- _STATED PROBLEM_
Each line of the material must be repeated precisely, with the pictures left out.

- _Chart and figure data_

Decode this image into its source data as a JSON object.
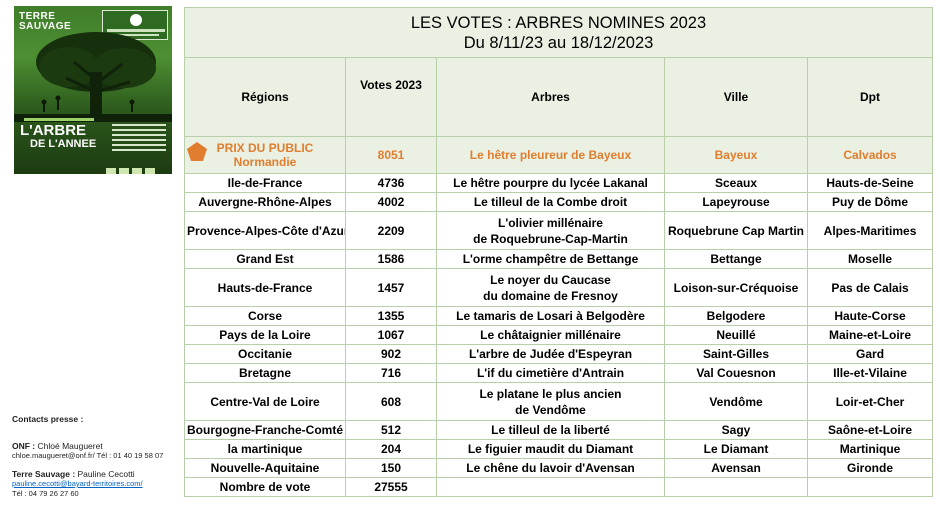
{
  "poster": {
    "brand_line1": "TERRE",
    "brand_line2": "SAUVAGE",
    "title_line1": "L'ARBRE",
    "title_line2": "DE L'ANNEE"
  },
  "contacts": {
    "heading": "Contacts presse :",
    "onf_org": "ONF :",
    "onf_name": " Chloé Maugueret",
    "onf_line": "chloe.maugueret@onf.fr/ Tél : 01 40 19 58 07",
    "ts_org": "Terre Sauvage :",
    "ts_name": " Pauline Cecotti",
    "ts_email": "pauline.cecotti@bayard-territoires.com/",
    "ts_phone": "Tél : 04 79 26 27 60"
  },
  "table": {
    "title_line1": "LES VOTES : ARBRES NOMINES 2023",
    "title_line2": "Du 8/11/23 au 18/12/2023",
    "headers": {
      "region": "Régions",
      "votes": "Votes 2023",
      "arbres": "Arbres",
      "ville": "Ville",
      "dpt": "Dpt"
    },
    "prize": {
      "label": "PRIX DU PUBLIC",
      "region": "Normandie",
      "votes": "8051",
      "arbre": "Le hêtre pleureur de Bayeux",
      "ville": "Bayeux",
      "dpt": "Calvados"
    },
    "rows": [
      {
        "region": "Ile-de-France",
        "votes": "4736",
        "arbre1": "Le hêtre pourpre du lycée Lakanal",
        "arbre2": "",
        "ville": "Sceaux",
        "dpt": "Hauts-de-Seine"
      },
      {
        "region": "Auvergne-Rhône-Alpes",
        "votes": "4002",
        "arbre1": "Le tilleul de la Combe droit",
        "arbre2": "",
        "ville": "Lapeyrouse",
        "dpt": "Puy de Dôme"
      },
      {
        "region": "Provence-Alpes-Côte d'Azur",
        "votes": "2209",
        "arbre1": "L'olivier millénaire",
        "arbre2": "de Roquebrune-Cap-Martin",
        "ville": "Roquebrune Cap Martin",
        "dpt": "Alpes-Maritimes"
      },
      {
        "region": "Grand Est",
        "votes": "1586",
        "arbre1": "L'orme champêtre de Bettange",
        "arbre2": "",
        "ville": "Bettange",
        "dpt": "Moselle"
      },
      {
        "region": "Hauts-de-France",
        "votes": "1457",
        "arbre1": "Le noyer du Caucase",
        "arbre2": "du domaine de Fresnoy",
        "ville": "Loison-sur-Créquoise",
        "dpt": "Pas de Calais"
      },
      {
        "region": "Corse",
        "votes": "1355",
        "arbre1": "Le tamaris de Losari à Belgodère",
        "arbre2": "",
        "ville": "Belgodere",
        "dpt": "Haute-Corse"
      },
      {
        "region": "Pays de la Loire",
        "votes": "1067",
        "arbre1": "Le châtaignier millénaire",
        "arbre2": "",
        "ville": "Neuillé",
        "dpt": "Maine-et-Loire"
      },
      {
        "region": "Occitanie",
        "votes": "902",
        "arbre1": "L'arbre de Judée d'Espeyran",
        "arbre2": "",
        "ville": "Saint-Gilles",
        "dpt": "Gard"
      },
      {
        "region": "Bretagne",
        "votes": "716",
        "arbre1": "L'if du cimetière d'Antrain",
        "arbre2": "",
        "ville": "Val Couesnon",
        "dpt": "Ille-et-Vilaine"
      },
      {
        "region": "Centre-Val de Loire",
        "votes": "608",
        "arbre1": "Le platane le plus ancien",
        "arbre2": "de Vendôme",
        "ville": "Vendôme",
        "dpt": "Loir-et-Cher"
      },
      {
        "region": "Bourgogne-Franche-Comté",
        "votes": "512",
        "arbre1": "Le tilleul de la liberté",
        "arbre2": "",
        "ville": "Sagy",
        "dpt": "Saône-et-Loire"
      },
      {
        "region": "la martinique",
        "votes": "204",
        "arbre1": "Le figuier maudit du Diamant",
        "arbre2": "",
        "ville": "Le Diamant",
        "dpt": "Martinique"
      },
      {
        "region": "Nouvelle-Aquitaine",
        "votes": "150",
        "arbre1": "Le chêne du lavoir d'Avensan",
        "arbre2": "",
        "ville": "Avensan",
        "dpt": "Gironde"
      }
    ],
    "total": {
      "label": "Nombre de vote",
      "value": "27555"
    }
  },
  "colors": {
    "accent_orange": "#e07d2e",
    "header_green": "#eaf1e3",
    "border_green": "#b9cfa9",
    "link_blue": "#0563c1"
  }
}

- _WRITTEN ANSWER_
Decode this image into its source data as a JSON object.
{
  "poster": {
    "brand_line1": "TERRE",
    "brand_line2": "SAUVAGE",
    "title_line1": "L'ARBRE",
    "title_line2": "DE L'ANNEE"
  },
  "contacts": {
    "heading": "Contacts presse :",
    "onf_org": "ONF :",
    "onf_name": " Chloé Maugueret",
    "onf_line": "chloe.maugueret@onf.fr/ Tél : 01 40 19 58 07",
    "ts_org": "Terre Sauvage :",
    "ts_name": " Pauline Cecotti",
    "ts_email": "pauline.cecotti@bayard-territoires.com/",
    "ts_phone": "Tél : 04 79 26 27 60"
  },
  "table": {
    "title_line1": "LES VOTES : ARBRES NOMINES 2023",
    "title_line2": "Du 8/11/23 au 18/12/2023",
    "headers": {
      "region": "Régions",
      "votes": "Votes 2023",
      "arbres": "Arbres",
      "ville": "Ville",
      "dpt": "Dpt"
    },
    "prize": {
      "label": "PRIX DU PUBLIC",
      "region": "Normandie",
      "votes": "8051",
      "arbre": "Le hêtre pleureur de Bayeux",
      "ville": "Bayeux",
      "dpt": "Calvados"
    },
    "rows": [
      {
        "region": "Ile-de-France",
        "votes": "4736",
        "arbre1": "Le hêtre pourpre du lycée Lakanal",
        "arbre2": "",
        "ville": "Sceaux",
        "dpt": "Hauts-de-Seine"
      },
      {
        "region": "Auvergne-Rhône-Alpes",
        "votes": "4002",
        "arbre1": "Le tilleul de la Combe droit",
        "arbre2": "",
        "ville": "Lapeyrouse",
        "dpt": "Puy de Dôme"
      },
      {
        "region": "Provence-Alpes-Côte d'Azur",
        "votes": "2209",
        "arbre1": "L'olivier millénaire",
        "arbre2": "de Roquebrune-Cap-Martin",
        "ville": "Roquebrune Cap Martin",
        "dpt": "Alpes-Maritimes"
      },
      {
        "region": "Grand Est",
        "votes": "1586",
        "arbre1": "L'orme champêtre de Bettange",
        "arbre2": "",
        "ville": "Bettange",
        "dpt": "Moselle"
      },
      {
        "region": "Hauts-de-France",
        "votes": "1457",
        "arbre1": "Le noyer du Caucase",
        "arbre2": "du domaine de Fresnoy",
        "ville": "Loison-sur-Créquoise",
        "dpt": "Pas de Calais"
      },
      {
        "region": "Corse",
        "votes": "1355",
        "arbre1": "Le tamaris de Losari à Belgodère",
        "arbre2": "",
        "ville": "Belgodere",
        "dpt": "Haute-Corse"
      },
      {
        "region": "Pays de la Loire",
        "votes": "1067",
        "arbre1": "Le châtaignier millénaire",
        "arbre2": "",
        "ville": "Neuillé",
        "dpt": "Maine-et-Loire"
      },
      {
        "region": "Occitanie",
        "votes": "902",
        "arbre1": "L'arbre de Judée d'Espeyran",
        "arbre2": "",
        "ville": "Saint-Gilles",
        "dpt": "Gard"
      },
      {
        "region": "Bretagne",
        "votes": "716",
        "arbre1": "L'if du cimetière d'Antrain",
        "arbre2": "",
        "ville": "Val Couesnon",
        "dpt": "Ille-et-Vilaine"
      },
      {
        "region": "Centre-Val de Loire",
        "votes": "608",
        "arbre1": "Le platane le plus ancien",
        "arbre2": "de Vendôme",
        "ville": "Vendôme",
        "dpt": "Loir-et-Cher"
      },
      {
        "region": "Bourgogne-Franche-Comté",
        "votes": "512",
        "arbre1": "Le tilleul de la liberté",
        "arbre2": "",
        "ville": "Sagy",
        "dpt": "Saône-et-Loire"
      },
      {
        "region": "la martinique",
        "votes": "204",
        "arbre1": "Le figuier maudit du Diamant",
        "arbre2": "",
        "ville": "Le Diamant",
        "dpt": "Martinique"
      },
      {
        "region": "Nouvelle-Aquitaine",
        "votes": "150",
        "arbre1": "Le chêne du lavoir d'Avensan",
        "arbre2": "",
        "ville": "Avensan",
        "dpt": "Gironde"
      }
    ],
    "total": {
      "label": "Nombre de vote",
      "value": "27555"
    }
  },
  "colors": {
    "accent_orange": "#e07d2e",
    "header_green": "#eaf1e3",
    "border_green": "#b9cfa9",
    "link_blue": "#0563c1"
  }
}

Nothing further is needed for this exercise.